## What is needed
Take every line where the string "your" appears and copy it.

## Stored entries
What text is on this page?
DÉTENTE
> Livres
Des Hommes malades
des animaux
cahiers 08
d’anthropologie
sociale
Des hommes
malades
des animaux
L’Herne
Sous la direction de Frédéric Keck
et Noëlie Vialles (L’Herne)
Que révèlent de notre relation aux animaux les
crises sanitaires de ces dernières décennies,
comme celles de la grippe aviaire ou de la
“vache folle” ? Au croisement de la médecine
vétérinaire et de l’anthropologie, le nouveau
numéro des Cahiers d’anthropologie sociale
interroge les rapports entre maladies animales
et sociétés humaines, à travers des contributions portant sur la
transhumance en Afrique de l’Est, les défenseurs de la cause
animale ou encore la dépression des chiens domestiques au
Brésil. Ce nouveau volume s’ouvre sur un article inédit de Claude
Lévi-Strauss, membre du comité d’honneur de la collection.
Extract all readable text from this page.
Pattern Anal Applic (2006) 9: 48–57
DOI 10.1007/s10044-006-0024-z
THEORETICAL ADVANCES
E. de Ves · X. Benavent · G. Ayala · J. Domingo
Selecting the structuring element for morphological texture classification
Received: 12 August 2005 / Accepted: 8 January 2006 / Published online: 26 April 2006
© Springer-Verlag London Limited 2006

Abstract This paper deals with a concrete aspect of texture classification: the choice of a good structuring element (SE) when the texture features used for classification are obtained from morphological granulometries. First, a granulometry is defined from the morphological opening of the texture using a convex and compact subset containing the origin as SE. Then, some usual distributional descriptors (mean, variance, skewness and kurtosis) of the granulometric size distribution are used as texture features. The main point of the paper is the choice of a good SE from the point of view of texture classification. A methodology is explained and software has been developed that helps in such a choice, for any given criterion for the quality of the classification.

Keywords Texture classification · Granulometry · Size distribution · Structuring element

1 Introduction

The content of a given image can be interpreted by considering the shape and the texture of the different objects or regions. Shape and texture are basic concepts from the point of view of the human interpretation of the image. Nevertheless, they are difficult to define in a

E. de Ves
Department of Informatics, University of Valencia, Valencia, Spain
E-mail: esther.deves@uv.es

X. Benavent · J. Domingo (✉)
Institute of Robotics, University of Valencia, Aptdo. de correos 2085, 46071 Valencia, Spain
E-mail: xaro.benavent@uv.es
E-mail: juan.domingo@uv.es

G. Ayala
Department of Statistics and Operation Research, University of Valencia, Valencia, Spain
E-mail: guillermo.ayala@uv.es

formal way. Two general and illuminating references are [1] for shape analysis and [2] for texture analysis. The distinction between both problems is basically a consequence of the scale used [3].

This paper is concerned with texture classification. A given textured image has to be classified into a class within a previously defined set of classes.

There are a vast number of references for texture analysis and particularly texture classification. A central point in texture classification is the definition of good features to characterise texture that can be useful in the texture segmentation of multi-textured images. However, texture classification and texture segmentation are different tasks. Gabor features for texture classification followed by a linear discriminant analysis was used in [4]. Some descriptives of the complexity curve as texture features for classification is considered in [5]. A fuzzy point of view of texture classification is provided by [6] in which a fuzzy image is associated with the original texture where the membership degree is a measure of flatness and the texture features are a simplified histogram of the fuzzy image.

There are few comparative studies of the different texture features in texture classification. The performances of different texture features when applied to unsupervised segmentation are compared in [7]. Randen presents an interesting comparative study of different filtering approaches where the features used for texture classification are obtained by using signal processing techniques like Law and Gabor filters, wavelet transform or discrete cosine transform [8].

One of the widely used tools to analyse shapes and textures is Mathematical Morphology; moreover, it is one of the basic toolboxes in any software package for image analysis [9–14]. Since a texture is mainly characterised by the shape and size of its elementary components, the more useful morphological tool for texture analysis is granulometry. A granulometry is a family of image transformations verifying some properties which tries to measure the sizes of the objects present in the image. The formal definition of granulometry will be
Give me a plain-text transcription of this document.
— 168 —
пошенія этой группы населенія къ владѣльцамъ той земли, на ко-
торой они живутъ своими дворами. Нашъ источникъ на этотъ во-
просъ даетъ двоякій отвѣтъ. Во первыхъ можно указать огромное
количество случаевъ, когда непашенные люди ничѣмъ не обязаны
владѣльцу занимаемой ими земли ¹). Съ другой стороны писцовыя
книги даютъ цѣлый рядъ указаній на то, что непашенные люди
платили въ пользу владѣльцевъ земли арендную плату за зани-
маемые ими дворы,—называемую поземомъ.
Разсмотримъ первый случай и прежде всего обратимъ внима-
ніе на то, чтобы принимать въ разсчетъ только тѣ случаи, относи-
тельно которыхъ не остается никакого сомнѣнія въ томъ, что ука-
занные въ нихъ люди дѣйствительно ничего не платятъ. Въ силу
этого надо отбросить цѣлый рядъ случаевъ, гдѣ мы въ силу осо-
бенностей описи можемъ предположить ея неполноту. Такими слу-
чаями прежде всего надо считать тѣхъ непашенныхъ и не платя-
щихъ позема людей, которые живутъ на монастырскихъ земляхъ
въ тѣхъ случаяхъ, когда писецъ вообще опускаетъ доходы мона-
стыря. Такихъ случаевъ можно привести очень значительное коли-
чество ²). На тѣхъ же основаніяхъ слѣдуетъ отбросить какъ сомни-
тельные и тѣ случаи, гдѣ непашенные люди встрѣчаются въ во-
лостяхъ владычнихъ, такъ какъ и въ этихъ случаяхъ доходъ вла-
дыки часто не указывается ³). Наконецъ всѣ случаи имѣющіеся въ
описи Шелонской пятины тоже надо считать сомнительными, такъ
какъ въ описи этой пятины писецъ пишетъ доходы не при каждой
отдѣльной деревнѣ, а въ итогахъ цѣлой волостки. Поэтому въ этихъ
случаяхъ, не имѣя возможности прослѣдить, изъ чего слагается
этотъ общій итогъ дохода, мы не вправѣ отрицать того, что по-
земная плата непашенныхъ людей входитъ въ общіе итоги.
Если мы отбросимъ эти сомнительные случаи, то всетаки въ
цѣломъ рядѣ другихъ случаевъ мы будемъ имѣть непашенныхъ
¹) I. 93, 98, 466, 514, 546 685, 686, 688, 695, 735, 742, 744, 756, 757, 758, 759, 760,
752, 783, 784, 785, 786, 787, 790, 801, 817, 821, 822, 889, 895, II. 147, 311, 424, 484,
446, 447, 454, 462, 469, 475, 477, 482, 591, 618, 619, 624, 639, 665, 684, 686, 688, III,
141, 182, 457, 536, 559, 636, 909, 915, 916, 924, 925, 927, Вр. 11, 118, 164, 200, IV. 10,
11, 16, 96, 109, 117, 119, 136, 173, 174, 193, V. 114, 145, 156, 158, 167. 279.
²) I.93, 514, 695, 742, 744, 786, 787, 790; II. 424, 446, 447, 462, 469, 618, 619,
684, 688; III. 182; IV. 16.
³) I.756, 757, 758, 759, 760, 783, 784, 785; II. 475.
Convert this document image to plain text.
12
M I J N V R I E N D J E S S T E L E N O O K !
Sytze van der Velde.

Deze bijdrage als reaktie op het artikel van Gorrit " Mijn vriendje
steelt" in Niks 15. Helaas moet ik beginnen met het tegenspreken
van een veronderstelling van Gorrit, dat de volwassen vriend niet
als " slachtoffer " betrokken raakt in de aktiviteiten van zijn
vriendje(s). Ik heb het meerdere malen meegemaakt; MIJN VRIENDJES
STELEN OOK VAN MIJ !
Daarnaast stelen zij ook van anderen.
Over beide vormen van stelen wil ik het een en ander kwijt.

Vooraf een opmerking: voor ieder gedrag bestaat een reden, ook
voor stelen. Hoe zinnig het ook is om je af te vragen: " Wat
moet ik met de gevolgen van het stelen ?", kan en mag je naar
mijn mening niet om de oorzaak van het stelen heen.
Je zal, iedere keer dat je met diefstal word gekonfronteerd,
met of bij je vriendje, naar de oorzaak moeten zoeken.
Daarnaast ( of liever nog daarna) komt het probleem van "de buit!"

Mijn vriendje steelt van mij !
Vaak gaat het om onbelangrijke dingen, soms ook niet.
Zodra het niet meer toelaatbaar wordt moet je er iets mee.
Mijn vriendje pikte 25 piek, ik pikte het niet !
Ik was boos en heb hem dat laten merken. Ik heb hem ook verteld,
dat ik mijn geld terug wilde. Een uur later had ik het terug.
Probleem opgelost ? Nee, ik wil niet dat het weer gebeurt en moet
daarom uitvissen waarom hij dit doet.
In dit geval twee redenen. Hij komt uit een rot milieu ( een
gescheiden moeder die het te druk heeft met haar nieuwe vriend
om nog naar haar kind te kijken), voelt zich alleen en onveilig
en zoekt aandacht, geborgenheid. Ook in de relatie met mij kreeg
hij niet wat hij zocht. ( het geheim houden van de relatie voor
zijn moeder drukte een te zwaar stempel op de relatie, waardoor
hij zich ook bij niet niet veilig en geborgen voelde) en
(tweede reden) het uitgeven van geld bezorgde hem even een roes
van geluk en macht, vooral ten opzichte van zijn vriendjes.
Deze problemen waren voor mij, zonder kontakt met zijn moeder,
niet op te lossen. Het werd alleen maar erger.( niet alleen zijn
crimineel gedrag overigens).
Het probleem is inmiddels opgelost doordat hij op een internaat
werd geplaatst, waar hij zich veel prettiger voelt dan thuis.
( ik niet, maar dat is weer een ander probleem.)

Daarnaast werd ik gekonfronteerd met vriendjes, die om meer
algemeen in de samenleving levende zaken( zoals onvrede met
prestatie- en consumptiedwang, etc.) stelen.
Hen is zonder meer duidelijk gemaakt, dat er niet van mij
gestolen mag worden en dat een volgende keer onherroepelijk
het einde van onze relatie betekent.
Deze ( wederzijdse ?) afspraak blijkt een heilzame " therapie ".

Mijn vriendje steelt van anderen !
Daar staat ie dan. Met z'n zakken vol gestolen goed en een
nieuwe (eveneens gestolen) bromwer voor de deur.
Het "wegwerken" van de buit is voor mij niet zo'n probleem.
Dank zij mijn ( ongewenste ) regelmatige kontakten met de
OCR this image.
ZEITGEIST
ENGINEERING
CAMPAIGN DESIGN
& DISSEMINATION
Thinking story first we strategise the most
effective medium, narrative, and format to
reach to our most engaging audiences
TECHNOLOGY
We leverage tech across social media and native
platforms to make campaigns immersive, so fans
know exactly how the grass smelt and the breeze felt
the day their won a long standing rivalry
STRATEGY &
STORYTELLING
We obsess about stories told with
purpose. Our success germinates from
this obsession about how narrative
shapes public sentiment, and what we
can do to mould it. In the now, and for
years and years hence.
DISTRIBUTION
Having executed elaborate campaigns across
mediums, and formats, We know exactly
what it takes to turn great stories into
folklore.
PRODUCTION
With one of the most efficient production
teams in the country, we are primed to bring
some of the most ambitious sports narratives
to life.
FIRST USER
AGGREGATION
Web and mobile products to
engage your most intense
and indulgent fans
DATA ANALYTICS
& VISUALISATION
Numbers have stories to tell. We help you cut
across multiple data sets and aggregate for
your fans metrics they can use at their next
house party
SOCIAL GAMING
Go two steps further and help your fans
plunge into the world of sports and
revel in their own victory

## Complete answer
engage your most intense
your fans metrics they can use at their next
Go two steps further and help your fans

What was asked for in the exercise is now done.